:: Task prompt ::
Tally up how many lines in the listing below contain the string "HDMI", and give only the total.

:: Data excerpts ::

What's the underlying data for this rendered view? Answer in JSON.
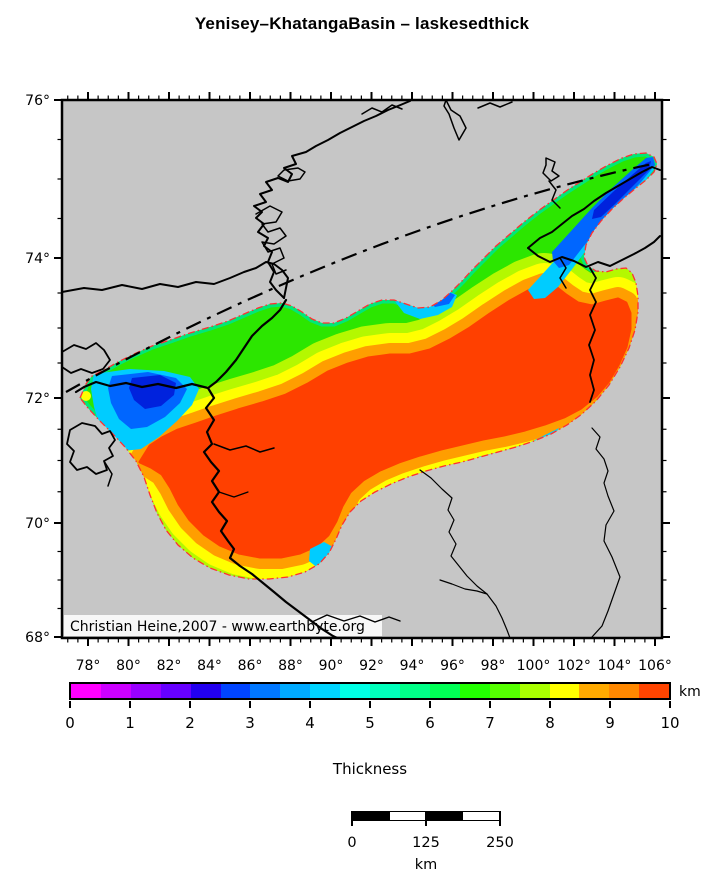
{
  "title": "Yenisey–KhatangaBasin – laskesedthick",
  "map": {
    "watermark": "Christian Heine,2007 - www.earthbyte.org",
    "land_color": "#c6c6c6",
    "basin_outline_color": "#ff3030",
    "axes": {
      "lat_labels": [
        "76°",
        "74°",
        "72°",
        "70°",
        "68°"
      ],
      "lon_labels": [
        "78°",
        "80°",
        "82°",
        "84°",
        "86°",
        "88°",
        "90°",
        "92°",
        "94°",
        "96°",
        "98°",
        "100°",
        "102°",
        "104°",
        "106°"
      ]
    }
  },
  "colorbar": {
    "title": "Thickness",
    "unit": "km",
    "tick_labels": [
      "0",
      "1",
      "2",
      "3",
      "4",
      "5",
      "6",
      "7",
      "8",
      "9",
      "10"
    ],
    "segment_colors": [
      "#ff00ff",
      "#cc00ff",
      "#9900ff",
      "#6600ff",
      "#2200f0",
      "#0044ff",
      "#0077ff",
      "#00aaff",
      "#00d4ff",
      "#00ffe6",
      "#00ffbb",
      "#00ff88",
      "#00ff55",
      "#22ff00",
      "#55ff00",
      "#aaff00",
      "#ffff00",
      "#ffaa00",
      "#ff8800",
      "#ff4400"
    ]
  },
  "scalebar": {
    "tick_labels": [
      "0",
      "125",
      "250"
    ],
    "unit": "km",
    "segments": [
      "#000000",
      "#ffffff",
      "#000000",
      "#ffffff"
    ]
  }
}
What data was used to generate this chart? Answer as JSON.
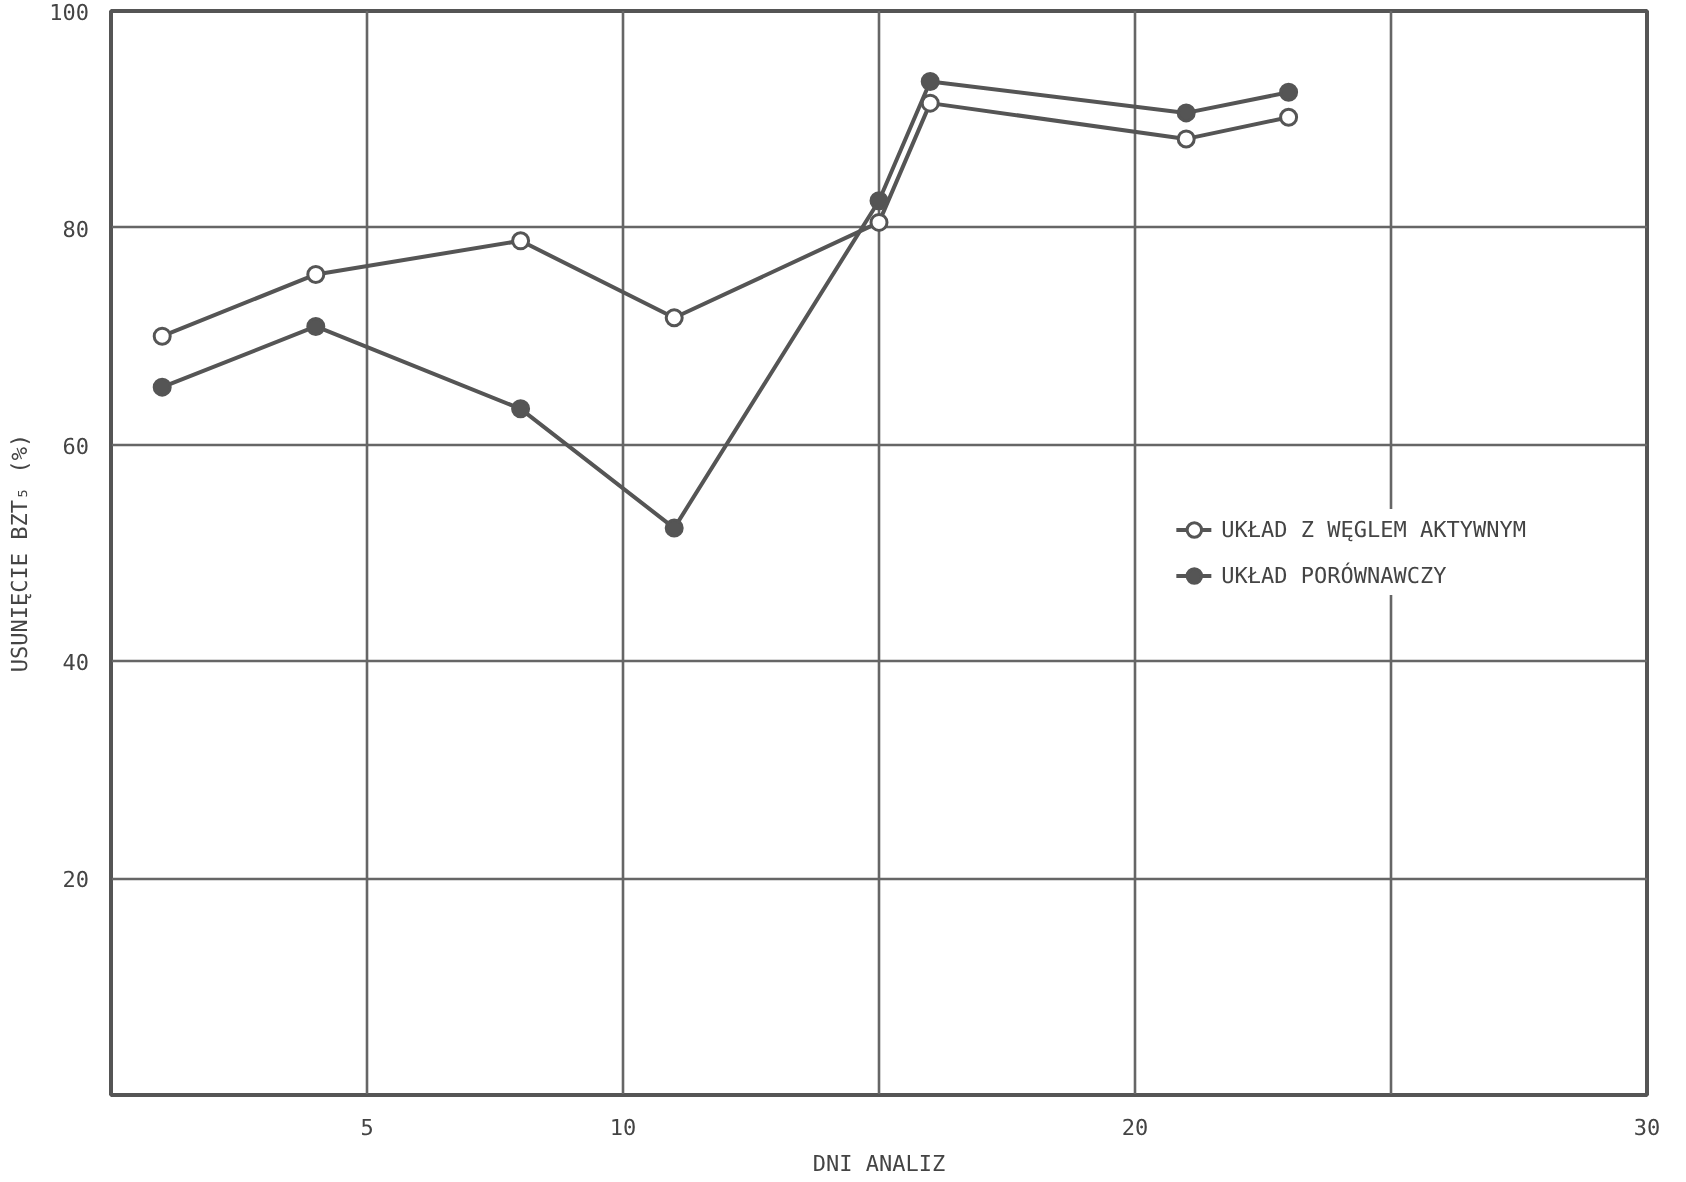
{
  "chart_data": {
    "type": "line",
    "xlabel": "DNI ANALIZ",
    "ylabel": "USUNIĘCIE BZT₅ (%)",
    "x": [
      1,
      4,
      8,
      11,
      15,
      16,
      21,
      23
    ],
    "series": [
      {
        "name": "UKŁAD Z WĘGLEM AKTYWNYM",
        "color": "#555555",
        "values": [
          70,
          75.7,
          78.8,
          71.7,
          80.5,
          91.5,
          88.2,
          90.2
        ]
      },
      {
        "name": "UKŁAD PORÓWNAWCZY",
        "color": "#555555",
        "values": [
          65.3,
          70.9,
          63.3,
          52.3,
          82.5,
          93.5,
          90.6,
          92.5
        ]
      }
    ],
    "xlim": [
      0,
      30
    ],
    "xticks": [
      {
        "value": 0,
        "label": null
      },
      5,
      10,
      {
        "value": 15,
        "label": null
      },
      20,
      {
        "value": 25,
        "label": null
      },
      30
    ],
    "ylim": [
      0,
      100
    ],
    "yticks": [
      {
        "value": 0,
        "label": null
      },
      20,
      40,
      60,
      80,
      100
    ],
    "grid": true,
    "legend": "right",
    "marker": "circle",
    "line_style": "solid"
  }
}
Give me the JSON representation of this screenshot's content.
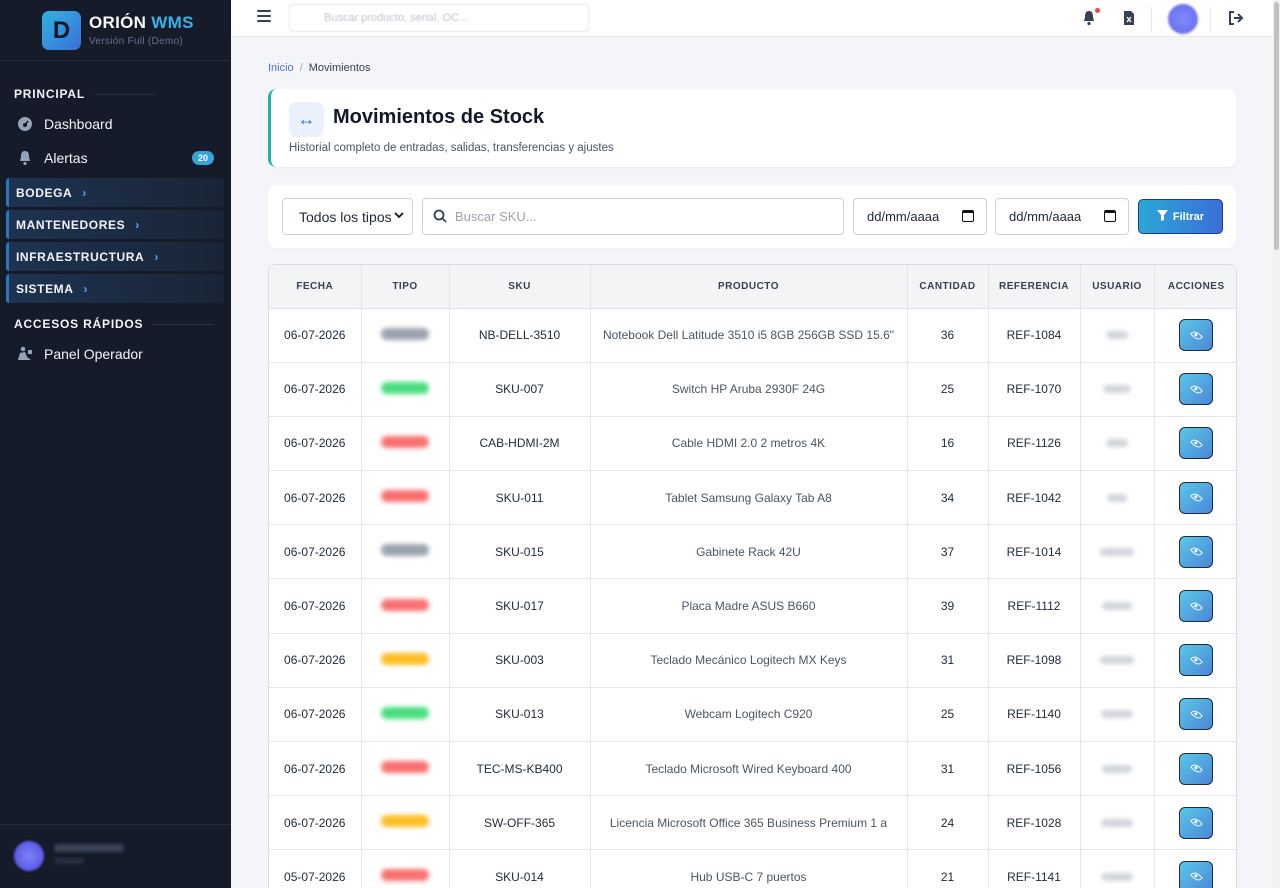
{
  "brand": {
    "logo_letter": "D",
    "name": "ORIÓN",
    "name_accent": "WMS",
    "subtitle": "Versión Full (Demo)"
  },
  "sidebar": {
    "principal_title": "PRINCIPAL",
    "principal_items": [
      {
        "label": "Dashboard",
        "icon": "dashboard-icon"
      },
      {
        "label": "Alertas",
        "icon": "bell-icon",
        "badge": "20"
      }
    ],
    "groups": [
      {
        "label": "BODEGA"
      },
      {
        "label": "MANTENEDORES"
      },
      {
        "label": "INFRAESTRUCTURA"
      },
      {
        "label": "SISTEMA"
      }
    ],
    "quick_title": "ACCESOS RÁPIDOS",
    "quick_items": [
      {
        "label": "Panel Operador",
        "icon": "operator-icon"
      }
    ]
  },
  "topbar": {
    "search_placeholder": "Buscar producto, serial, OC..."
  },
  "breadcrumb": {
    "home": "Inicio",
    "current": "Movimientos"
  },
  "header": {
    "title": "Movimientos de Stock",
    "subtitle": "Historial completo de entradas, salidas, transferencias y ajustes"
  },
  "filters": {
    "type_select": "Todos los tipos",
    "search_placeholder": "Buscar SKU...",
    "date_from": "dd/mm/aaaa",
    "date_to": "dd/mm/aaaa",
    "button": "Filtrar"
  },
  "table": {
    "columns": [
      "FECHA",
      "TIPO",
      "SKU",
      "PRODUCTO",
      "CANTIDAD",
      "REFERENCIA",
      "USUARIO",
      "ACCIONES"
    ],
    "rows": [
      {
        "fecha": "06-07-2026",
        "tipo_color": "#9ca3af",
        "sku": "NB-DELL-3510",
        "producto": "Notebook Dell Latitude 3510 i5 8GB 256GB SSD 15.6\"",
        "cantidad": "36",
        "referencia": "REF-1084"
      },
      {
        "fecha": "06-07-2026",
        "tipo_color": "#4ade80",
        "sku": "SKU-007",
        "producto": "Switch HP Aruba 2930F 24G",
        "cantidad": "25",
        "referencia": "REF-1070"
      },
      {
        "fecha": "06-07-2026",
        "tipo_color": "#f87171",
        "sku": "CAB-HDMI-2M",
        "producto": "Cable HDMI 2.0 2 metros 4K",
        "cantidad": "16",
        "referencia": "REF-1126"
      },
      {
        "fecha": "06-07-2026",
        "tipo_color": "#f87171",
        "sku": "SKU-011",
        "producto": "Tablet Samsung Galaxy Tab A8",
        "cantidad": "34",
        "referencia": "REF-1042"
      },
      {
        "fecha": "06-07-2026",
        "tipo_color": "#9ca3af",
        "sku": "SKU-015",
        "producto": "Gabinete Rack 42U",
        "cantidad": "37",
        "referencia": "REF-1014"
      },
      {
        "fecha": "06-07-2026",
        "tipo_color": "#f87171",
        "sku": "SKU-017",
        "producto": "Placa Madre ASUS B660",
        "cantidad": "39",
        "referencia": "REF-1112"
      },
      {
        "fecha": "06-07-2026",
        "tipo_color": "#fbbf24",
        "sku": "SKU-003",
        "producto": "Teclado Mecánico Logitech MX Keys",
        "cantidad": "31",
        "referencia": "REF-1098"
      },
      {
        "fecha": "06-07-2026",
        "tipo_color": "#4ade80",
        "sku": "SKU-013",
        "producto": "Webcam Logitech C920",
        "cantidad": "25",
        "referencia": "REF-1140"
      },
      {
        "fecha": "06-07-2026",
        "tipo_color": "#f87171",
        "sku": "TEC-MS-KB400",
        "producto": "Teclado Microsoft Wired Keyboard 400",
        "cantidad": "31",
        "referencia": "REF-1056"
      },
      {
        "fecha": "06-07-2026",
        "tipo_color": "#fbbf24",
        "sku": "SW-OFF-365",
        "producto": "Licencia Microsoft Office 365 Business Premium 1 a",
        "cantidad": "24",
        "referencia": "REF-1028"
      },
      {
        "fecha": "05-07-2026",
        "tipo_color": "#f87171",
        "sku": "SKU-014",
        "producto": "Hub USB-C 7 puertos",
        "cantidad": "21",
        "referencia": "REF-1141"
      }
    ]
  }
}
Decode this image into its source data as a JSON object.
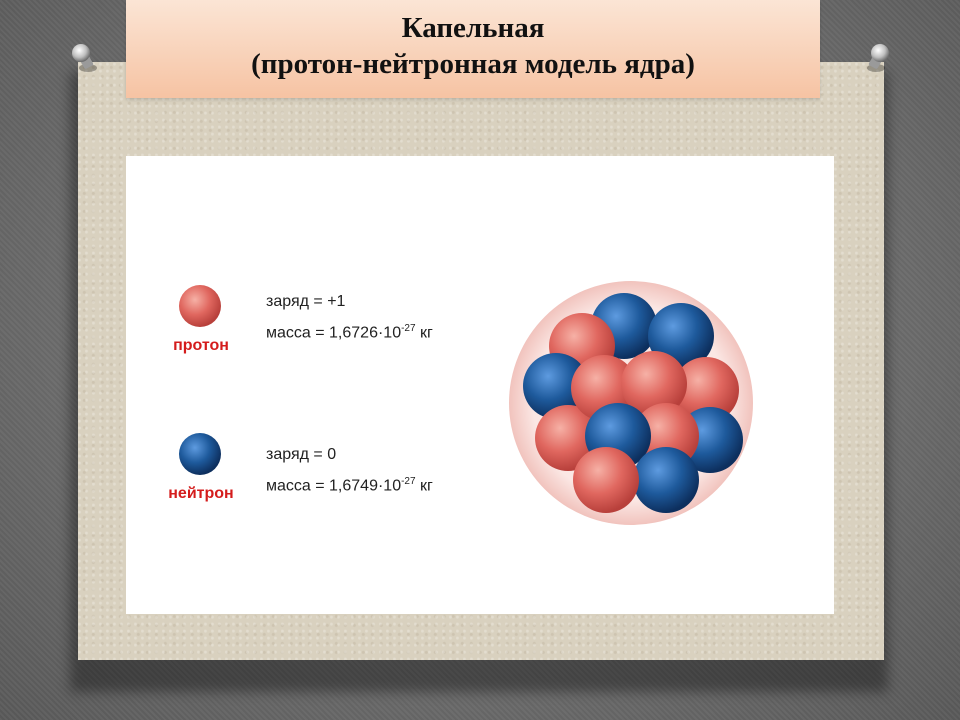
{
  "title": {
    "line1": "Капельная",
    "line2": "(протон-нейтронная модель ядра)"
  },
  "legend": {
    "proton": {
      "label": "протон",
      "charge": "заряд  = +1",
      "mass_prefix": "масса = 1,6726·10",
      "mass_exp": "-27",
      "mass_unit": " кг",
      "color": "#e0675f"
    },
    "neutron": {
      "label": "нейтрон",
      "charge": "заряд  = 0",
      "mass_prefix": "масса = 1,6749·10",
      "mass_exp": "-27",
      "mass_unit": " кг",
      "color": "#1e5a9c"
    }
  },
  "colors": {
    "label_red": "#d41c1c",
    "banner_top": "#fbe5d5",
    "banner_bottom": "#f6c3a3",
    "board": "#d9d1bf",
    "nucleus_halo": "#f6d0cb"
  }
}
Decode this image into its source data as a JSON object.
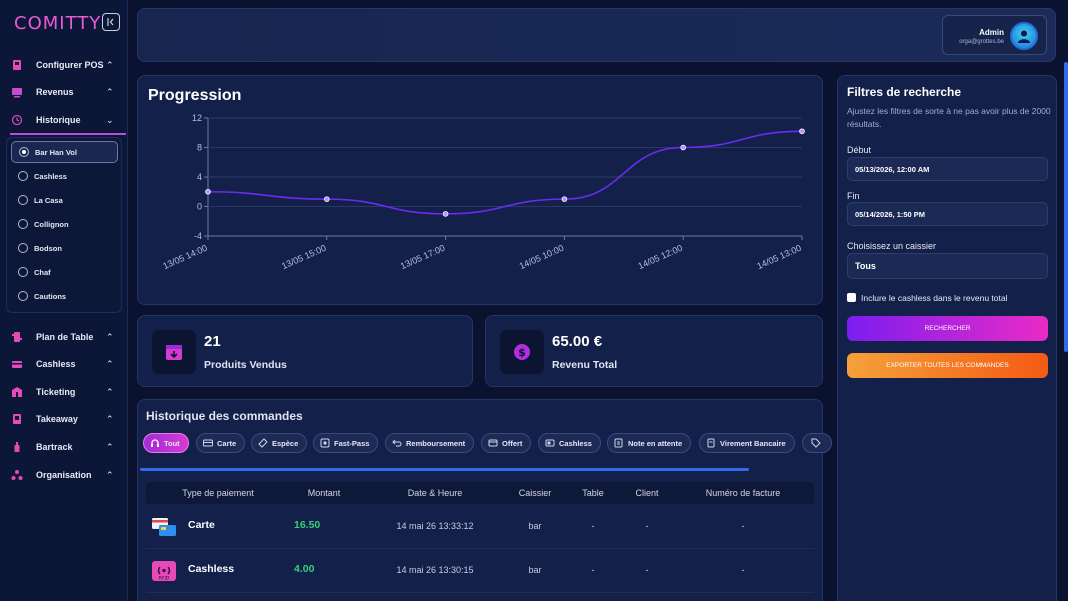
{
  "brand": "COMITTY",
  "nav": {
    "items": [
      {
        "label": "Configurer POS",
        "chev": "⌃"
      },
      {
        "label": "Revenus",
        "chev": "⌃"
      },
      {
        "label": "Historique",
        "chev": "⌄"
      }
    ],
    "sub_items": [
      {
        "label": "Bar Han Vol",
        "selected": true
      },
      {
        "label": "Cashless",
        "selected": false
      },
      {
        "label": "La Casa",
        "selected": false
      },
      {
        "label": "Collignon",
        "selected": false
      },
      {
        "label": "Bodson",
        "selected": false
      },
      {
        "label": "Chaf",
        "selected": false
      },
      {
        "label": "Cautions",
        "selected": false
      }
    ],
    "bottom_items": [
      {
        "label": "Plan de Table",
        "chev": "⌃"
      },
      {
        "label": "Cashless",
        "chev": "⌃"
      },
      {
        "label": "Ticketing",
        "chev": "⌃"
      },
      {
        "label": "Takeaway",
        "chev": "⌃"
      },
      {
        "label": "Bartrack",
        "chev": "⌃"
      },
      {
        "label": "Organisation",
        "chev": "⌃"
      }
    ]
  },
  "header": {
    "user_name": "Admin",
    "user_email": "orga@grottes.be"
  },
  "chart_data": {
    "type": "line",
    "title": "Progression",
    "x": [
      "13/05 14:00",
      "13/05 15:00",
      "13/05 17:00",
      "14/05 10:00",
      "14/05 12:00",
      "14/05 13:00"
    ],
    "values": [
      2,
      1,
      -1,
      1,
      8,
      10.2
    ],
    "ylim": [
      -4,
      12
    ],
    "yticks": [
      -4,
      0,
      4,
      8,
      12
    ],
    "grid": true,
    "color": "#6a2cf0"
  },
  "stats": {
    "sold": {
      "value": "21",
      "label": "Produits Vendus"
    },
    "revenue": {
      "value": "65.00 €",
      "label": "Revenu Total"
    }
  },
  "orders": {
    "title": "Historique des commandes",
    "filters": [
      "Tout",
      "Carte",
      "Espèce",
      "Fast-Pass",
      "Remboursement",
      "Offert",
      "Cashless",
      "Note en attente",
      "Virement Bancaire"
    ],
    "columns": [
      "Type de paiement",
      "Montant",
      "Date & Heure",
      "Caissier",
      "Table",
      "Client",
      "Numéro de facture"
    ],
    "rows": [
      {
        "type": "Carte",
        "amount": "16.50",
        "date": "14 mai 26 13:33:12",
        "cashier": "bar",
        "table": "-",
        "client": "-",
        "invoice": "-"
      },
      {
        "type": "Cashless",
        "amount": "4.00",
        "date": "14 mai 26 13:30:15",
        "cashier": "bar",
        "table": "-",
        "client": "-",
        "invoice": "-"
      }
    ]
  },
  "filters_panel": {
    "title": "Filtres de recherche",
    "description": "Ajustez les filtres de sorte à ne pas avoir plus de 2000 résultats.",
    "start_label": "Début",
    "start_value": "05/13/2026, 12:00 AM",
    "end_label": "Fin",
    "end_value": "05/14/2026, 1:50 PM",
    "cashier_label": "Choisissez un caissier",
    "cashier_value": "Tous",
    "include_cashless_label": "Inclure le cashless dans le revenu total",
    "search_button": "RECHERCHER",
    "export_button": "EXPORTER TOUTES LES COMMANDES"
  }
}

:: Response ::
2